RECORDS SHOWN:
______
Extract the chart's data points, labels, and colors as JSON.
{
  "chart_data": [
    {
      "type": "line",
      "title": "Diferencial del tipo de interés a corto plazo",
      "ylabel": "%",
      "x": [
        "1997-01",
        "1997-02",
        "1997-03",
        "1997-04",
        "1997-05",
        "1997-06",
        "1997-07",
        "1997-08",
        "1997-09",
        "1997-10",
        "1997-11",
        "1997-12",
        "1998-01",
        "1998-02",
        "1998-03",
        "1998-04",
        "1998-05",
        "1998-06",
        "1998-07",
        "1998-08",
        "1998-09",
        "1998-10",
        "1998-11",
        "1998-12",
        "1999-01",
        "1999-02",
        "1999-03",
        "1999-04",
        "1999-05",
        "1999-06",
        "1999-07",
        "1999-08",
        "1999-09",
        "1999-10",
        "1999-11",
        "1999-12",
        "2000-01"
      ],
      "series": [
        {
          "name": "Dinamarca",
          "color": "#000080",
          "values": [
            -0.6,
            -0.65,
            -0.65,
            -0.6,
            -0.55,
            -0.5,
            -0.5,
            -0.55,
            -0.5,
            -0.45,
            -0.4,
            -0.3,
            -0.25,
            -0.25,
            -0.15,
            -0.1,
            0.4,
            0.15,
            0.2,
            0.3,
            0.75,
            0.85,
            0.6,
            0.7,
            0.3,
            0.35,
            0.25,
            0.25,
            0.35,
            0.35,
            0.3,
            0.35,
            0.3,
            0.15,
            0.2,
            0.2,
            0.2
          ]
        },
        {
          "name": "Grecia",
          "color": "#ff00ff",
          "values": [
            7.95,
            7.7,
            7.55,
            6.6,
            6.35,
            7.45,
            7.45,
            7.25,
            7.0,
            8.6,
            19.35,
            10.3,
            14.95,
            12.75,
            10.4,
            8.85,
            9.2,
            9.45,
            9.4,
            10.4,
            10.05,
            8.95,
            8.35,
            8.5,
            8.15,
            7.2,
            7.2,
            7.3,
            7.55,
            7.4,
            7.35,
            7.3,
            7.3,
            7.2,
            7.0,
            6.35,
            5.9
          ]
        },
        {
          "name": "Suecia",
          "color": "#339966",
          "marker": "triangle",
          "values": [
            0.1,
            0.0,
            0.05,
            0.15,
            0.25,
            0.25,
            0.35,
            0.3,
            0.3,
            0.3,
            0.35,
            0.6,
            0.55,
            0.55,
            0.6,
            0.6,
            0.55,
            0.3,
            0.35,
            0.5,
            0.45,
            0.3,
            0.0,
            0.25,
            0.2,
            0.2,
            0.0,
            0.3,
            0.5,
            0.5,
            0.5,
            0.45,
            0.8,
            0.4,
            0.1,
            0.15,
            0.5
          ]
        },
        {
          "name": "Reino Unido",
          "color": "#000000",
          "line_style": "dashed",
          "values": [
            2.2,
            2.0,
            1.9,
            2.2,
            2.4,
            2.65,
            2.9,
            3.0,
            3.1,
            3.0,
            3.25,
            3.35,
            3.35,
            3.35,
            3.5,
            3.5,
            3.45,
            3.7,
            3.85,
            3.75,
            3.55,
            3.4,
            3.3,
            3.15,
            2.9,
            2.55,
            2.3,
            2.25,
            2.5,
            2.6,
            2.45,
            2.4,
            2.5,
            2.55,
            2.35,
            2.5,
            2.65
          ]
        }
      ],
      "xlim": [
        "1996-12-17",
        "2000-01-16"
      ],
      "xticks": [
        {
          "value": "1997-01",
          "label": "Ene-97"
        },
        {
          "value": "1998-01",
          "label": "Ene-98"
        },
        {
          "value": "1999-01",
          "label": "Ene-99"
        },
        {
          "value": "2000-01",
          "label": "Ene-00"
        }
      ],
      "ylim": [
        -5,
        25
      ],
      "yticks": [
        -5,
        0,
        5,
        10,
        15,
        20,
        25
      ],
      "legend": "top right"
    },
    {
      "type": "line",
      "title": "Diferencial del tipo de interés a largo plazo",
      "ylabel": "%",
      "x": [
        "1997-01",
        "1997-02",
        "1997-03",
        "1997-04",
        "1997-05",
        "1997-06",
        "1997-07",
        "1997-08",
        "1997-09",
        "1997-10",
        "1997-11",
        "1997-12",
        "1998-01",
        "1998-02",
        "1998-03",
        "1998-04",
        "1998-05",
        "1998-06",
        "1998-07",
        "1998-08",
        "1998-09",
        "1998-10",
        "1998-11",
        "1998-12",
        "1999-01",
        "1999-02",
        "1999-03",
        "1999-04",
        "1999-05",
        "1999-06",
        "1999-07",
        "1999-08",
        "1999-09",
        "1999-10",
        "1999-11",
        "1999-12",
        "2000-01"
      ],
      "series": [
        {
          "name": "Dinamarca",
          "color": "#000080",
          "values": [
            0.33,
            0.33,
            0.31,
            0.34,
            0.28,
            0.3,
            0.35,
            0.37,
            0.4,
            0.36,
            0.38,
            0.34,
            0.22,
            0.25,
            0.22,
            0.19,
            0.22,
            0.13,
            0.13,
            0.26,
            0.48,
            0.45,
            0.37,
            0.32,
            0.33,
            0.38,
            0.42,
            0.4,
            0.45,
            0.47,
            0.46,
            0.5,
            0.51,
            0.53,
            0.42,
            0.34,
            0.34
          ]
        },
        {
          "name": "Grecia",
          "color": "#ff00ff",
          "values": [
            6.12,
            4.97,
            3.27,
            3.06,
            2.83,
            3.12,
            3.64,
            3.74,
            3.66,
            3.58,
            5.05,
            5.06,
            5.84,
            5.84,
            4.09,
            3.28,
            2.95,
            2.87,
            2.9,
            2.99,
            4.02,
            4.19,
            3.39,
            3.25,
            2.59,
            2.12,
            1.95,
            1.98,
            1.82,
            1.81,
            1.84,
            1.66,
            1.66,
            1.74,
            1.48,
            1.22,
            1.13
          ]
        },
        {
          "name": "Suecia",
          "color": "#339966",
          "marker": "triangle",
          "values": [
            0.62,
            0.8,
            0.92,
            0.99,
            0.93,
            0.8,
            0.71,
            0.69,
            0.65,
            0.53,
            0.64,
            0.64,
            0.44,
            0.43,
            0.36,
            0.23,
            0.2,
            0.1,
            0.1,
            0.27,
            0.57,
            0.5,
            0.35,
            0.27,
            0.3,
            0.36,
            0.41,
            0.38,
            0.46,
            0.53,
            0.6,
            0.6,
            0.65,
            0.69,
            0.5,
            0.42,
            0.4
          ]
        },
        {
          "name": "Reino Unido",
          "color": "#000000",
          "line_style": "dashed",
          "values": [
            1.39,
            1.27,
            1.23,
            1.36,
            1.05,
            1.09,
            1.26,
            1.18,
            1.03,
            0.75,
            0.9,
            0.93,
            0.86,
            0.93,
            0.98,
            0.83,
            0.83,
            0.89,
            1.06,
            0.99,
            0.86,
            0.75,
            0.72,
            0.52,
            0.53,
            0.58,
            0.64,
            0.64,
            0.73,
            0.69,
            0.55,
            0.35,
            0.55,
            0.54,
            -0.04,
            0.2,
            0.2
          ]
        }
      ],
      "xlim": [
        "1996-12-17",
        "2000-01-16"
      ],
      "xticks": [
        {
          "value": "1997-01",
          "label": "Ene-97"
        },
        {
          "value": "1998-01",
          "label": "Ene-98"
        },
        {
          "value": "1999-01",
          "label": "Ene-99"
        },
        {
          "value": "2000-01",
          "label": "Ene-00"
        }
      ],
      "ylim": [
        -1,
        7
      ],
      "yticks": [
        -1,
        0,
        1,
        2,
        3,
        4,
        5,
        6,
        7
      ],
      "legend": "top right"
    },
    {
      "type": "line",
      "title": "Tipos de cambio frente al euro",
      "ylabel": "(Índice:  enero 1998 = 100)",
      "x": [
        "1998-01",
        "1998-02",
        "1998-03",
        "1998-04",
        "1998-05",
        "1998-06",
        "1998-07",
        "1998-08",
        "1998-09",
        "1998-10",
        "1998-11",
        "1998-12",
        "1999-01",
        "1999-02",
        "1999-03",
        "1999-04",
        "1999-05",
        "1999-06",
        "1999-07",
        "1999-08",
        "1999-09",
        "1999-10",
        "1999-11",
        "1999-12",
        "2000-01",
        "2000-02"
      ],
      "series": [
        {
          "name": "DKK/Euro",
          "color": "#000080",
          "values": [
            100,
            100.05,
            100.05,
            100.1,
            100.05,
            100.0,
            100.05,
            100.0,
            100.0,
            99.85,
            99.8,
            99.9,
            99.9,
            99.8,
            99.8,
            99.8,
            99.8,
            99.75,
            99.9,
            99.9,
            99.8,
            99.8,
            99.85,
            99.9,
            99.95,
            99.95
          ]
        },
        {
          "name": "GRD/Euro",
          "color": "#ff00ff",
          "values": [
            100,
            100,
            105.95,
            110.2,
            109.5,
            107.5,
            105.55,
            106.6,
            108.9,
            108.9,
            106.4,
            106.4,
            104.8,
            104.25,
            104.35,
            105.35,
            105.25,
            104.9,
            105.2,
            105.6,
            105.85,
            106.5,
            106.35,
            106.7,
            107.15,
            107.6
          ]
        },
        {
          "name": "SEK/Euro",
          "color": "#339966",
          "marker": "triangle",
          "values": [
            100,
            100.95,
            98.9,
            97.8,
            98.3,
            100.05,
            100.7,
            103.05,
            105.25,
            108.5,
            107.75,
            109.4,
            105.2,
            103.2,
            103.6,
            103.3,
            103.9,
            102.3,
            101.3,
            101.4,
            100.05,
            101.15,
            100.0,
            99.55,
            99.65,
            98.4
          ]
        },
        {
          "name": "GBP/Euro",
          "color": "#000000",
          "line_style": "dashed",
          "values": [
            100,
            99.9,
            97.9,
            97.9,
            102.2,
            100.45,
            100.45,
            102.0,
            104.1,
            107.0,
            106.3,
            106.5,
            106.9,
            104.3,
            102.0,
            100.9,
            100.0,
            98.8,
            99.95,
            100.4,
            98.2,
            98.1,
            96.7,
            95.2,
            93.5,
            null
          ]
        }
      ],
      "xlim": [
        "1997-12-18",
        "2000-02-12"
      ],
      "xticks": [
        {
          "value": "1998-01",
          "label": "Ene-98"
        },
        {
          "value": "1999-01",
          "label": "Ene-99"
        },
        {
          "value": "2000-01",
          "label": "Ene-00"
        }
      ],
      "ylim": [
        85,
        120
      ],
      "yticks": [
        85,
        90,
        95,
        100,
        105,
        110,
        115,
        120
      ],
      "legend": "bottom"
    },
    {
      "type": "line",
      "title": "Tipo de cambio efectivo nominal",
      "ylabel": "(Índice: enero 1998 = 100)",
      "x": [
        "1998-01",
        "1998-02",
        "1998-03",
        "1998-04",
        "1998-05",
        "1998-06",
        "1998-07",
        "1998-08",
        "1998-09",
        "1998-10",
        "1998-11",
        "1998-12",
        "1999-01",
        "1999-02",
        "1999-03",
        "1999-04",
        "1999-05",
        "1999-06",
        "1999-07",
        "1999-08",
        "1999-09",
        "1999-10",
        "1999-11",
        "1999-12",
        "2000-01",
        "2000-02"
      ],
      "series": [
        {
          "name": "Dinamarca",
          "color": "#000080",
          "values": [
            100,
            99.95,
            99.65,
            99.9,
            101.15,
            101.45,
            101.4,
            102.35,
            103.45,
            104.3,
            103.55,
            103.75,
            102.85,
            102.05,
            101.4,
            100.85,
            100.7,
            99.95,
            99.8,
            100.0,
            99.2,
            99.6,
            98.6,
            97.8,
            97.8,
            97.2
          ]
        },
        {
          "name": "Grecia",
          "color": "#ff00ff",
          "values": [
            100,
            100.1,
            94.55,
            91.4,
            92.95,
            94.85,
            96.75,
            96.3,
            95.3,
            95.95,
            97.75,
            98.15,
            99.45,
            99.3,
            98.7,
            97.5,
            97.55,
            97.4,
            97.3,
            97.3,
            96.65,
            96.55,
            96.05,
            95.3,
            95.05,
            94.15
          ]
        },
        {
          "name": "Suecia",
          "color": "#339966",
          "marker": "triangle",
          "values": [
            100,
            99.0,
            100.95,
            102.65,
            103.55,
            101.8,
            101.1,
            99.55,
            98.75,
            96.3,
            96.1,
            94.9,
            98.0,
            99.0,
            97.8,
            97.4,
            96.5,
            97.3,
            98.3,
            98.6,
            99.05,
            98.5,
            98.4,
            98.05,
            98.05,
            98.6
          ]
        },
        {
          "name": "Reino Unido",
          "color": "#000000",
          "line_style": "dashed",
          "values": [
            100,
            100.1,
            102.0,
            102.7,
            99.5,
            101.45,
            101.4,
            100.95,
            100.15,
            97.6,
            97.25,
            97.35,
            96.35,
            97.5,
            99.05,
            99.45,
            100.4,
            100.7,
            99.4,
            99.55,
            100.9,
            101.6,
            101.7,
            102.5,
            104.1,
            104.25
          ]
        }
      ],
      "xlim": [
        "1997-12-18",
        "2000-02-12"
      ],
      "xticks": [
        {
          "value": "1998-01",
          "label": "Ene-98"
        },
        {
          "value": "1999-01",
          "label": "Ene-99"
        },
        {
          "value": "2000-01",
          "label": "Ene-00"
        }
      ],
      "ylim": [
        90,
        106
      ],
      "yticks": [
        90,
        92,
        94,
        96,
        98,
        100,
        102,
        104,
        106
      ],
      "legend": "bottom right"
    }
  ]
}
______
PROMPT: From the entries, report each line that includes the word "Diferencial".

EXPECTED ANSWER:
      "title": "Diferencial del tipo de interés a corto plazo",
      "title": "Diferencial del tipo de interés a largo plazo",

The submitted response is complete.